- [Given problem] Every entry must be echoed exactly.

(Rows from a figure dataset)
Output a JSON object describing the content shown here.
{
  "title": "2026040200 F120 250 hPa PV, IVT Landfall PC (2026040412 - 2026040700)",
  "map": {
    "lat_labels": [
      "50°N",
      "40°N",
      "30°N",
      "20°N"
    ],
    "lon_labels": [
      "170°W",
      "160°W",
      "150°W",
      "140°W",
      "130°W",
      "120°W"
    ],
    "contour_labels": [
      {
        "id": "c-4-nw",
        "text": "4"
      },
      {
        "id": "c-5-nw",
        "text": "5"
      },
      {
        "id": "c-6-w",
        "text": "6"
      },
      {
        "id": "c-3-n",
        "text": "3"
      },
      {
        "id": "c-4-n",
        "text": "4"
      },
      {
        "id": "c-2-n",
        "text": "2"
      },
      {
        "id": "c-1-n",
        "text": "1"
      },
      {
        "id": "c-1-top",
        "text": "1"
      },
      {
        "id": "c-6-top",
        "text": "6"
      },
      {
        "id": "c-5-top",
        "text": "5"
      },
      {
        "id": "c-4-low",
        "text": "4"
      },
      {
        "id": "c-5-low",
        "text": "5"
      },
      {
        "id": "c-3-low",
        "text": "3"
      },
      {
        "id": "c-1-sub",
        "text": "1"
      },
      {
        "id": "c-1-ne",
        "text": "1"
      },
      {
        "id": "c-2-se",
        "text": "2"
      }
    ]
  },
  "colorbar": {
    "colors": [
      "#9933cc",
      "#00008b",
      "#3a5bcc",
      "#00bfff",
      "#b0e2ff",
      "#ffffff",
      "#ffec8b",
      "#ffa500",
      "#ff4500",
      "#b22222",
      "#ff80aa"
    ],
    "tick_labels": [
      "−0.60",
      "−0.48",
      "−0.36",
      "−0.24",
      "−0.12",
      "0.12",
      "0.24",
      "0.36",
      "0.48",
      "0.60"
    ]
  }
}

- [Problem solution]
Output a JSON object describing the content shown here.
{
  "title": "2026040200 F120 250 hPa PV, IVT Landfall PC (2026040412 - 2026040700)",
  "map": {
    "lat_labels": [
      "50°N",
      "40°N",
      "30°N",
      "20°N"
    ],
    "lon_labels": [
      "170°W",
      "160°W",
      "150°W",
      "140°W",
      "130°W",
      "120°W"
    ],
    "contour_labels": [
      {
        "id": "c-4-nw",
        "text": "4"
      },
      {
        "id": "c-5-nw",
        "text": "5"
      },
      {
        "id": "c-6-w",
        "text": "6"
      },
      {
        "id": "c-3-n",
        "text": "3"
      },
      {
        "id": "c-4-n",
        "text": "4"
      },
      {
        "id": "c-2-n",
        "text": "2"
      },
      {
        "id": "c-1-n",
        "text": "1"
      },
      {
        "id": "c-1-top",
        "text": "1"
      },
      {
        "id": "c-6-top",
        "text": "6"
      },
      {
        "id": "c-5-top",
        "text": "5"
      },
      {
        "id": "c-4-low",
        "text": "4"
      },
      {
        "id": "c-5-low",
        "text": "5"
      },
      {
        "id": "c-3-low",
        "text": "3"
      },
      {
        "id": "c-1-sub",
        "text": "1"
      },
      {
        "id": "c-1-ne",
        "text": "1"
      },
      {
        "id": "c-2-se",
        "text": "2"
      }
    ]
  },
  "colorbar": {
    "colors": [
      "#9933cc",
      "#00008b",
      "#3a5bcc",
      "#00bfff",
      "#b0e2ff",
      "#ffffff",
      "#ffec8b",
      "#ffa500",
      "#ff4500",
      "#b22222",
      "#ff80aa"
    ],
    "tick_labels": [
      "−0.60",
      "−0.48",
      "−0.36",
      "−0.24",
      "−0.12",
      "0.12",
      "0.24",
      "0.36",
      "0.48",
      "0.60"
    ]
  }
}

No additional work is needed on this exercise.